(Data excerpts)
-----

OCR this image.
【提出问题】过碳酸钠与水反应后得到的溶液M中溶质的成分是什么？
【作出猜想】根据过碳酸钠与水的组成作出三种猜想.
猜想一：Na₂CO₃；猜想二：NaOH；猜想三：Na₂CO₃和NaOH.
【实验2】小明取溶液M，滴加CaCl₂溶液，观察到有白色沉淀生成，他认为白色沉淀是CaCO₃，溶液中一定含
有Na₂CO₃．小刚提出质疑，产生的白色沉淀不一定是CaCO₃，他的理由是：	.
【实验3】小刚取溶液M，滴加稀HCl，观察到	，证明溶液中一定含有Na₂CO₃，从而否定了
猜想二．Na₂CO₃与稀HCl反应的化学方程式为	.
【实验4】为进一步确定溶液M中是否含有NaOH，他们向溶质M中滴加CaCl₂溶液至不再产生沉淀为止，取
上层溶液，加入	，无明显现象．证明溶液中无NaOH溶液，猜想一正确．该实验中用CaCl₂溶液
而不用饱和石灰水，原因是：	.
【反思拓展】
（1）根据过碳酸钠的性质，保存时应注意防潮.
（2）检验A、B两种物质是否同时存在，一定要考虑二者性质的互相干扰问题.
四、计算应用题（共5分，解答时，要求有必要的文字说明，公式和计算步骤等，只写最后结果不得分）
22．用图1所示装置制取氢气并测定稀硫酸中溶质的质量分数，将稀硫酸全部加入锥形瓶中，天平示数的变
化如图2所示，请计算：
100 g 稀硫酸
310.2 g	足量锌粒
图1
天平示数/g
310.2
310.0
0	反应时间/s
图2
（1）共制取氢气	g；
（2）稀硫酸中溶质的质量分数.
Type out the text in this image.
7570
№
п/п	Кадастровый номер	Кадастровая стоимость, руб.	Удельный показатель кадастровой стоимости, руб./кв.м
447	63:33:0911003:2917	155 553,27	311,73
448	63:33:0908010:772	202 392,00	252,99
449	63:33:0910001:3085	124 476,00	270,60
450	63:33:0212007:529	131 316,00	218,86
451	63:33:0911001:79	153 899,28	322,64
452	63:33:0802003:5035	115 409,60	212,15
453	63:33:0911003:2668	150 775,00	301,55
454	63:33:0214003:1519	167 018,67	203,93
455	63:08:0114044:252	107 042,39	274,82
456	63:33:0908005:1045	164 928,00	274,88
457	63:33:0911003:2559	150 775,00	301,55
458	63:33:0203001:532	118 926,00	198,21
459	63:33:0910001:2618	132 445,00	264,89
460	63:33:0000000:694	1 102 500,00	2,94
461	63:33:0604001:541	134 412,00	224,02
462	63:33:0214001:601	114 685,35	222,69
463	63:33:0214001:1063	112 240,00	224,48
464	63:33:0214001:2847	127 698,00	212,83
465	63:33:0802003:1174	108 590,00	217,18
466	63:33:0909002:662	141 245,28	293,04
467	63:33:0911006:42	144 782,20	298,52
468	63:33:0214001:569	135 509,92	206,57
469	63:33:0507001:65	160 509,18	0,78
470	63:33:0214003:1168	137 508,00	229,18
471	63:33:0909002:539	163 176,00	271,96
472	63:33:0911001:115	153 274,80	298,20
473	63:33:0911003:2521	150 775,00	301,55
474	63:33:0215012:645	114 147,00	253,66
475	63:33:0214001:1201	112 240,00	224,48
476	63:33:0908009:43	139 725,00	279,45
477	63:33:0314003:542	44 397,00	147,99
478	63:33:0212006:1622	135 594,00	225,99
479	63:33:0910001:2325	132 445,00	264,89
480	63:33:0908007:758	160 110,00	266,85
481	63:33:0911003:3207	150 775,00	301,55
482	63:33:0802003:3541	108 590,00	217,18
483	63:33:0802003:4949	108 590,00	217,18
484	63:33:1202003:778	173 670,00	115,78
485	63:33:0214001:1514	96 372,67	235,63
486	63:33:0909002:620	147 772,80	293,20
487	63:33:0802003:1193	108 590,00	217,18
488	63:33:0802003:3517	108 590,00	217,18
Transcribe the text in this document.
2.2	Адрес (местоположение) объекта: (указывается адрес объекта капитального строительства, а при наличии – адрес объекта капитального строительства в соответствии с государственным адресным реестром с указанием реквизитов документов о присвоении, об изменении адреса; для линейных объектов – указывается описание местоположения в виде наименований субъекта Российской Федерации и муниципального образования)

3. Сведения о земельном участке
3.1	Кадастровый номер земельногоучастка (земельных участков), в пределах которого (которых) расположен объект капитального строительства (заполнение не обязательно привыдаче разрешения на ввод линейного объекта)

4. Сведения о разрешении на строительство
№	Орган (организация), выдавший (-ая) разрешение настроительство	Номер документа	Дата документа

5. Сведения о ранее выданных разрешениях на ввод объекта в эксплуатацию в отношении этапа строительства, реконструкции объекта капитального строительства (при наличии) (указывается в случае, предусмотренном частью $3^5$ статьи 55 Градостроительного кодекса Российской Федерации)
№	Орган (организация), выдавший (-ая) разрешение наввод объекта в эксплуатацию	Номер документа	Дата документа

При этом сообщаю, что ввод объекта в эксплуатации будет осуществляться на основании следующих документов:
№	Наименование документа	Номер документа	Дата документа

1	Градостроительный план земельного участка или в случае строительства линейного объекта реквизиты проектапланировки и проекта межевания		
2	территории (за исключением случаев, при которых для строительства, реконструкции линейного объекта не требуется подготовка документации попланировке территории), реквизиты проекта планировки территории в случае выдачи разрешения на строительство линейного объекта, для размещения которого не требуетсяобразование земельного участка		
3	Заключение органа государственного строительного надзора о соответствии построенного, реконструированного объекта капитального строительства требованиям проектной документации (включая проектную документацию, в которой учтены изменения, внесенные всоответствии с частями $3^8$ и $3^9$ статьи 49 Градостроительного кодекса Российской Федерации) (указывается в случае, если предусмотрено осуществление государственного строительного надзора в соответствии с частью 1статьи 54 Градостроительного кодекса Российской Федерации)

-----

Task to complete: Your task is to repeat the data exactly; please include every line.

Answer to the task:
OCR this image.
【提出问题】过碳酸钠与水反应后得到的溶液M中溶质的成分是什么？
【作出猜想】根据过碳酸钠与水的组成作出三种猜想.
猜想一：Na₂CO₃；猜想二：NaOH；猜想三：Na₂CO₃和NaOH.
【实验2】小明取溶液M，滴加CaCl₂溶液，观察到有白色沉淀生成，他认为白色沉淀是CaCO₃，溶液中一定含
有Na₂CO₃．小刚提出质疑，产生的白色沉淀不一定是CaCO₃，他的理由是：	.
【实验3】小刚取溶液M，滴加稀HCl，观察到	，证明溶液中一定含有Na₂CO₃，从而否定了
猜想二．Na₂CO₃与稀HCl反应的化学方程式为	.
【实验4】为进一步确定溶液M中是否含有NaOH，他们向溶质M中滴加CaCl₂溶液至不再产生沉淀为止，取
上层溶液，加入	，无明显现象．证明溶液中无NaOH溶液，猜想一正确．该实验中用CaCl₂溶液
而不用饱和石灰水，原因是：	.
【反思拓展】
（1）根据过碳酸钠的性质，保存时应注意防潮.
（2）检验A、B两种物质是否同时存在，一定要考虑二者性质的互相干扰问题.
四、计算应用题（共5分，解答时，要求有必要的文字说明，公式和计算步骤等，只写最后结果不得分）
22．用图1所示装置制取氢气并测定稀硫酸中溶质的质量分数，将稀硫酸全部加入锥形瓶中，天平示数的变
化如图2所示，请计算：
100 g 稀硫酸
310.2 g	足量锌粒
图1
天平示数/g
310.2
310.0
0	反应时间/s
图2
（1）共制取氢气	g；
（2）稀硫酸中溶质的质量分数.
Type out the text in this image.
7570
№
п/п	Кадастровый номер	Кадастровая стоимость, руб.	Удельный показатель кадастровой стоимости, руб./кв.м
447	63:33:0911003:2917	155 553,27	311,73
448	63:33:0908010:772	202 392,00	252,99
449	63:33:0910001:3085	124 476,00	270,60
450	63:33:0212007:529	131 316,00	218,86
451	63:33:0911001:79	153 899,28	322,64
452	63:33:0802003:5035	115 409,60	212,15
453	63:33:0911003:2668	150 775,00	301,55
454	63:33:0214003:1519	167 018,67	203,93
455	63:08:0114044:252	107 042,39	274,82
456	63:33:0908005:1045	164 928,00	274,88
457	63:33:0911003:2559	150 775,00	301,55
458	63:33:0203001:532	118 926,00	198,21
459	63:33:0910001:2618	132 445,00	264,89
460	63:33:0000000:694	1 102 500,00	2,94
461	63:33:0604001:541	134 412,00	224,02
462	63:33:0214001:601	114 685,35	222,69
463	63:33:0214001:1063	112 240,00	224,48
464	63:33:0214001:2847	127 698,00	212,83
465	63:33:0802003:1174	108 590,00	217,18
466	63:33:0909002:662	141 245,28	293,04
467	63:33:0911006:42	144 782,20	298,52
468	63:33:0214001:569	135 509,92	206,57
469	63:33:0507001:65	160 509,18	0,78
470	63:33:0214003:1168	137 508,00	229,18
471	63:33:0909002:539	163 176,00	271,96
472	63:33:0911001:115	153 274,80	298,20
473	63:33:0911003:2521	150 775,00	301,55
474	63:33:0215012:645	114 147,00	253,66
475	63:33:0214001:1201	112 240,00	224,48
476	63:33:0908009:43	139 725,00	279,45
477	63:33:0314003:542	44 397,00	147,99
478	63:33:0212006:1622	135 594,00	225,99
479	63:33:0910001:2325	132 445,00	264,89
480	63:33:0908007:758	160 110,00	266,85
481	63:33:0911003:3207	150 775,00	301,55
482	63:33:0802003:3541	108 590,00	217,18
483	63:33:0802003:4949	108 590,00	217,18
484	63:33:1202003:778	173 670,00	115,78
485	63:33:0214001:1514	96 372,67	235,63
486	63:33:0909002:620	147 772,80	293,20
487	63:33:0802003:1193	108 590,00	217,18
488	63:33:0802003:3517	108 590,00	217,18
Transcribe the text in this document.
2.2	Адрес (местоположение) объекта: (указывается адрес объекта капитального строительства, а при наличии – адрес объекта капитального строительства в соответствии с государственным адресным реестром с указанием реквизитов документов о присвоении, об изменении адреса; для линейных объектов – указывается описание местоположения в виде наименований субъекта Российской Федерации и муниципального образования)

3. Сведения о земельном участке
3.1	Кадастровый номер земельногоучастка (земельных участков), в пределах которого (которых) расположен объект капитального строительства (заполнение не обязательно привыдаче разрешения на ввод линейного объекта)

4. Сведения о разрешении на строительство
№	Орган (организация), выдавший (-ая) разрешение настроительство	Номер документа	Дата документа

5. Сведения о ранее выданных разрешениях на ввод объекта в эксплуатацию в отношении этапа строительства, реконструкции объекта капитального строительства (при наличии) (указывается в случае, предусмотренном частью $3^5$ статьи 55 Градостроительного кодекса Российской Федерации)
№	Орган (организация), выдавший (-ая) разрешение наввод объекта в эксплуатацию	Номер документа	Дата документа

При этом сообщаю, что ввод объекта в эксплуатации будет осуществляться на основании следующих документов:
№	Наименование документа	Номер документа	Дата документа

1	Градостроительный план земельного участка или в случае строительства линейного объекта реквизиты проектапланировки и проекта межевания		
2	территории (за исключением случаев, при которых для строительства, реконструкции линейного объекта не требуется подготовка документации попланировке территории), реквизиты проекта планировки территории в случае выдачи разрешения на строительство линейного объекта, для размещения которого не требуетсяобразование земельного участка		
3	Заключение органа государственного строительного надзора о соответствии построенного, реконструированного объекта капитального строительства требованиям проектной документации (включая проектную документацию, в которой учтены изменения, внесенные всоответствии с частями $3^8$ и $3^9$ статьи 49 Градостроительного кодекса Российской Федерации) (указывается в случае, если предусмотрено осуществление государственного строительного надзора в соответствии с частью 1статьи 54 Градостроительного кодекса Российской Федерации)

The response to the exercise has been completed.